» TRY IT
Narrow the data below down to the lines containing "activation".

» DATA FOR ANALYSIS
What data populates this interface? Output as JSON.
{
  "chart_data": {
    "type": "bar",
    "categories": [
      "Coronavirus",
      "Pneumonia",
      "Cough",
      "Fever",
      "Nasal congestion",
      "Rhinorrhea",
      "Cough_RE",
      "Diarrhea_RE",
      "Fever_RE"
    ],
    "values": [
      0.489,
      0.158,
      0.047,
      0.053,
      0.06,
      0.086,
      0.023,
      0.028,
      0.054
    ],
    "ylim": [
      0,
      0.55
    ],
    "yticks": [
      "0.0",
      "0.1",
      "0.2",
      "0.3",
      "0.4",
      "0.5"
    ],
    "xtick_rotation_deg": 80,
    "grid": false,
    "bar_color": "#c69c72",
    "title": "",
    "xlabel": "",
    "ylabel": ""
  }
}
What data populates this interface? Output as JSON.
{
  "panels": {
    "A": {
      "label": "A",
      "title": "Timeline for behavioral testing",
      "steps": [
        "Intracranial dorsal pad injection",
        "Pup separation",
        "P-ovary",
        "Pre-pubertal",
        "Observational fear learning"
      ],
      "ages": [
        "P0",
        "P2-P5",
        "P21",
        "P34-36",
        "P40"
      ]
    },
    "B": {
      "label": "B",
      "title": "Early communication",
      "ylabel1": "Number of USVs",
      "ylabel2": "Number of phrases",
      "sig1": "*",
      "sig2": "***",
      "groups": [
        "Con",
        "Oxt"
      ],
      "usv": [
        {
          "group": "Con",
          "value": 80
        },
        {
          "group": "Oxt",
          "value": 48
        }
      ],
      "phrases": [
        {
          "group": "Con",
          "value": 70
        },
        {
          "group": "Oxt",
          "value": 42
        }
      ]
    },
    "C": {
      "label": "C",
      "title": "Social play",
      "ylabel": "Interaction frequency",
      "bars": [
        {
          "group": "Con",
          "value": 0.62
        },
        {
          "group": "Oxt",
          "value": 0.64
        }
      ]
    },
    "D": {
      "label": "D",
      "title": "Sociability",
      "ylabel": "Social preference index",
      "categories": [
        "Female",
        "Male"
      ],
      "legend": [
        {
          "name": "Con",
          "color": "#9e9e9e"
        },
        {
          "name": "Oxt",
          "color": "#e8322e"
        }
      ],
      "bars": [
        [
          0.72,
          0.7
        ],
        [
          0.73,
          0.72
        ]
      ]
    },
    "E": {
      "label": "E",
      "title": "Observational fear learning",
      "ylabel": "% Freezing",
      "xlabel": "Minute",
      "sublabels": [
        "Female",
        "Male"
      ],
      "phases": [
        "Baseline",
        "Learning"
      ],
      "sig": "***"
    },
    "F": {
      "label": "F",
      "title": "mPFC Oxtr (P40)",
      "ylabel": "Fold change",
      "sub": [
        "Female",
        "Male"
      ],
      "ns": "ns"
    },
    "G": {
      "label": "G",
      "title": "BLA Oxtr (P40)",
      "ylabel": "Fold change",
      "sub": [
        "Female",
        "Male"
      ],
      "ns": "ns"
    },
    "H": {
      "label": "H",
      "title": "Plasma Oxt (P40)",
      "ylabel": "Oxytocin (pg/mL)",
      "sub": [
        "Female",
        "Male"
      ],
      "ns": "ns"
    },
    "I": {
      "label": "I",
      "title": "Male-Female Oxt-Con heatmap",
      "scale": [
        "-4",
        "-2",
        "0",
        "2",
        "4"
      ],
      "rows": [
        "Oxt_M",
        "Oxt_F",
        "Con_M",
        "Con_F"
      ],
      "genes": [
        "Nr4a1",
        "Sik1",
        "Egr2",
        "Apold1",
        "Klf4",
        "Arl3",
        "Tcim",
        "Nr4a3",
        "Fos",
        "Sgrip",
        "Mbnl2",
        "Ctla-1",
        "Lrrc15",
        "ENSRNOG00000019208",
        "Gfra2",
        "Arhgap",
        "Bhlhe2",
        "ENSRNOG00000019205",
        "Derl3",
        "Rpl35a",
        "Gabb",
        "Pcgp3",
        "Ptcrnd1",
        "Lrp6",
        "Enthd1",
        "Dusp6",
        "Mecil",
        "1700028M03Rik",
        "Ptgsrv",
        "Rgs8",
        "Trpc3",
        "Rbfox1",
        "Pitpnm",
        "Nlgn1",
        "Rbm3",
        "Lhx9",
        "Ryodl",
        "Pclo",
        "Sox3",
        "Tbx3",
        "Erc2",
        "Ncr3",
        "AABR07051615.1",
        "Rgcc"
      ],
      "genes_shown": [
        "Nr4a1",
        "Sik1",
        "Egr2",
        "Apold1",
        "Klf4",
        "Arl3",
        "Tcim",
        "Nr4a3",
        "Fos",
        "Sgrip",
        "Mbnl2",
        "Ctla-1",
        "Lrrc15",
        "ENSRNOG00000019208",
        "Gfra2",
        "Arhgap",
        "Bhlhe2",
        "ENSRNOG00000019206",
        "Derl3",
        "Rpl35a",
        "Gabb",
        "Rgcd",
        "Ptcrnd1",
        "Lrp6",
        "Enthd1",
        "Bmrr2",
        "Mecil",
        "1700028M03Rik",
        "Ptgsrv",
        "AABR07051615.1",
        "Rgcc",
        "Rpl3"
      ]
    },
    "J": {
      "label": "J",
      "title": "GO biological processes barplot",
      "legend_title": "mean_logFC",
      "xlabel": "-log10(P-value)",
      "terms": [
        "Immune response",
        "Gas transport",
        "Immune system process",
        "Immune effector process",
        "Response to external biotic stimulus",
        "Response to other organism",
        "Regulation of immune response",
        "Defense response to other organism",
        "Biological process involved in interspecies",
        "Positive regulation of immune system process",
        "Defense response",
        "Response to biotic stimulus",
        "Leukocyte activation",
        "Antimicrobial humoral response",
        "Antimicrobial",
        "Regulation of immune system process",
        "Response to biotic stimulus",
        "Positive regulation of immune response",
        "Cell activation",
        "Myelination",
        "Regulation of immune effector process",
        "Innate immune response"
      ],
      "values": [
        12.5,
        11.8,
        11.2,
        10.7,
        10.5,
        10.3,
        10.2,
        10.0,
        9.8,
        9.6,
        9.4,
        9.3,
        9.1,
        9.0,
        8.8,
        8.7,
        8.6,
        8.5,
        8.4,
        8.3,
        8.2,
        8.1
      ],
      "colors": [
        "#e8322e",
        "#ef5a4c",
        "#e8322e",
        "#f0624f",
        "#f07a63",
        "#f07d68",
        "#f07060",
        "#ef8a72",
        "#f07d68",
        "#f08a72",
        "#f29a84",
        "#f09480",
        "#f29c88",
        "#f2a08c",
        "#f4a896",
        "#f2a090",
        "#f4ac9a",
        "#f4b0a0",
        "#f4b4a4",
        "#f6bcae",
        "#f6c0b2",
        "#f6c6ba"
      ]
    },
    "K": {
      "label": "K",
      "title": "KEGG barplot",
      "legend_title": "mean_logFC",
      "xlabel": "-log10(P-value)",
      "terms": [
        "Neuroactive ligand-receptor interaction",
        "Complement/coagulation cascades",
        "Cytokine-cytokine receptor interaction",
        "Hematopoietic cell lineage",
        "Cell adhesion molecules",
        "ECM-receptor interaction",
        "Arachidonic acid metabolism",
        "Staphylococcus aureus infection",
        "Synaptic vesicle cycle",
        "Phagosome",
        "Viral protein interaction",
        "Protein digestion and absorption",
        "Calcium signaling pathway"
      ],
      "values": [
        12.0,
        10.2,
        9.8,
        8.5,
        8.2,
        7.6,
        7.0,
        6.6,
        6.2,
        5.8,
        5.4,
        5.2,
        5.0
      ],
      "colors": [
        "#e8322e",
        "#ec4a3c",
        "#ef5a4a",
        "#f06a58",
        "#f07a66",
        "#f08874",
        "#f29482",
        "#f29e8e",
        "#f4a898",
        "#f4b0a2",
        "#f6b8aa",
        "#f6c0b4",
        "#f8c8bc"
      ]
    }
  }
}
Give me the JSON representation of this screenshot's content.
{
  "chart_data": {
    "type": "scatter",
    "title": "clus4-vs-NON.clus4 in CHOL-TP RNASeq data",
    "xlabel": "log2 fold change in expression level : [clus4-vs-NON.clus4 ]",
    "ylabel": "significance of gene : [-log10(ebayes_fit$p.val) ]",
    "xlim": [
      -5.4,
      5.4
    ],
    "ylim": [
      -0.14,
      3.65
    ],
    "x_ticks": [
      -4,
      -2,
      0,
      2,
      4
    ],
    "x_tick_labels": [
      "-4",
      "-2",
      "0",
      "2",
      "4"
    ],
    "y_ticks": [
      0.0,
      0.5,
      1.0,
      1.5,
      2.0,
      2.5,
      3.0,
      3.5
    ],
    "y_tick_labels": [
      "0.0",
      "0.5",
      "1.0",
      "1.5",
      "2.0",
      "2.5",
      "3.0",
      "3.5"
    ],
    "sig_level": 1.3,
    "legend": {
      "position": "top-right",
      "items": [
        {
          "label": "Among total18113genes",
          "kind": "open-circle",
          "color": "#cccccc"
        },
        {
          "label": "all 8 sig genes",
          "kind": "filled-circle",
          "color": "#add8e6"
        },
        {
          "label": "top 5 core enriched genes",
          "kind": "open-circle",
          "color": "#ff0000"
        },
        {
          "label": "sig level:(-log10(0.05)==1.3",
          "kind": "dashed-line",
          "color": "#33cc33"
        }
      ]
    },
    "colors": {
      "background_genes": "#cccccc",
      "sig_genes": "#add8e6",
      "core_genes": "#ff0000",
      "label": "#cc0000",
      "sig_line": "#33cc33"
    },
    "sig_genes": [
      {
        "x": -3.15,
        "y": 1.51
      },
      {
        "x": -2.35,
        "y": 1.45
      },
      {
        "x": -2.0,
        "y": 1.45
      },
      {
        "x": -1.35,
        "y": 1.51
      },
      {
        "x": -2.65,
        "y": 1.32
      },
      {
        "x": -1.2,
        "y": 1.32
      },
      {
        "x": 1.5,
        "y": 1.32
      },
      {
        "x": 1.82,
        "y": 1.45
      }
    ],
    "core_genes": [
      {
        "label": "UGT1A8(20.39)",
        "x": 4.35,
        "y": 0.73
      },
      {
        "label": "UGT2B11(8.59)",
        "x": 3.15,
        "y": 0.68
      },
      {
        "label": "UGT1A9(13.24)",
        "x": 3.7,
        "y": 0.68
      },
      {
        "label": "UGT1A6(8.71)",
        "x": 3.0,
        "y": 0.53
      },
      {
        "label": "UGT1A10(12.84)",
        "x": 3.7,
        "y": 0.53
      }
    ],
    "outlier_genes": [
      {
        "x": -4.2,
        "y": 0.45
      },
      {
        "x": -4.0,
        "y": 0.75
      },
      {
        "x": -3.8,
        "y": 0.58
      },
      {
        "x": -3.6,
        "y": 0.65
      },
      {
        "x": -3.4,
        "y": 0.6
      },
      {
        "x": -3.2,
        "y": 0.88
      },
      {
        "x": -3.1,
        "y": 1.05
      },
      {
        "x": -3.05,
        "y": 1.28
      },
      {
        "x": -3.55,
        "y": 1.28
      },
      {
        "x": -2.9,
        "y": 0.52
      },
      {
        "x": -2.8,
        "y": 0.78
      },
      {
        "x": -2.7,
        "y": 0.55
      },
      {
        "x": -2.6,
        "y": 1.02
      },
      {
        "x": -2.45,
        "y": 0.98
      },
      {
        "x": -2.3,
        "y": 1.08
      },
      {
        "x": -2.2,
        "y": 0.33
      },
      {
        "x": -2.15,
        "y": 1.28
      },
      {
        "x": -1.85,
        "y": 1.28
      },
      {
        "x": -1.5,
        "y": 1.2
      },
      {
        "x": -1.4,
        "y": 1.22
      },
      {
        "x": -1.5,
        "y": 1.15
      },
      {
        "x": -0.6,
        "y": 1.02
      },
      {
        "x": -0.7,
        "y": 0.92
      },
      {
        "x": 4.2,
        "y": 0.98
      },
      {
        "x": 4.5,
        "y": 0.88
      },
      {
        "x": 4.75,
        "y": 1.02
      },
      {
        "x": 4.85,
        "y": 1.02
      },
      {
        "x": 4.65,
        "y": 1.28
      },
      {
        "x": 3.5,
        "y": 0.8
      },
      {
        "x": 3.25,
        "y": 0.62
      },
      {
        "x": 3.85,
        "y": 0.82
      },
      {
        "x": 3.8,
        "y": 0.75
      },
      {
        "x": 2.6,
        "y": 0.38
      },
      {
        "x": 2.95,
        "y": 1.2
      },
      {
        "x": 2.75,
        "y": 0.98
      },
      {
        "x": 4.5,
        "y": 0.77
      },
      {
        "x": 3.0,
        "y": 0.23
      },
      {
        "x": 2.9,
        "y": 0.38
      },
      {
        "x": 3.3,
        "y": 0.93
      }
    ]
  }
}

» RESULT OF THE EXERCISE
        "Leukocyte activation",
        "Cell activation",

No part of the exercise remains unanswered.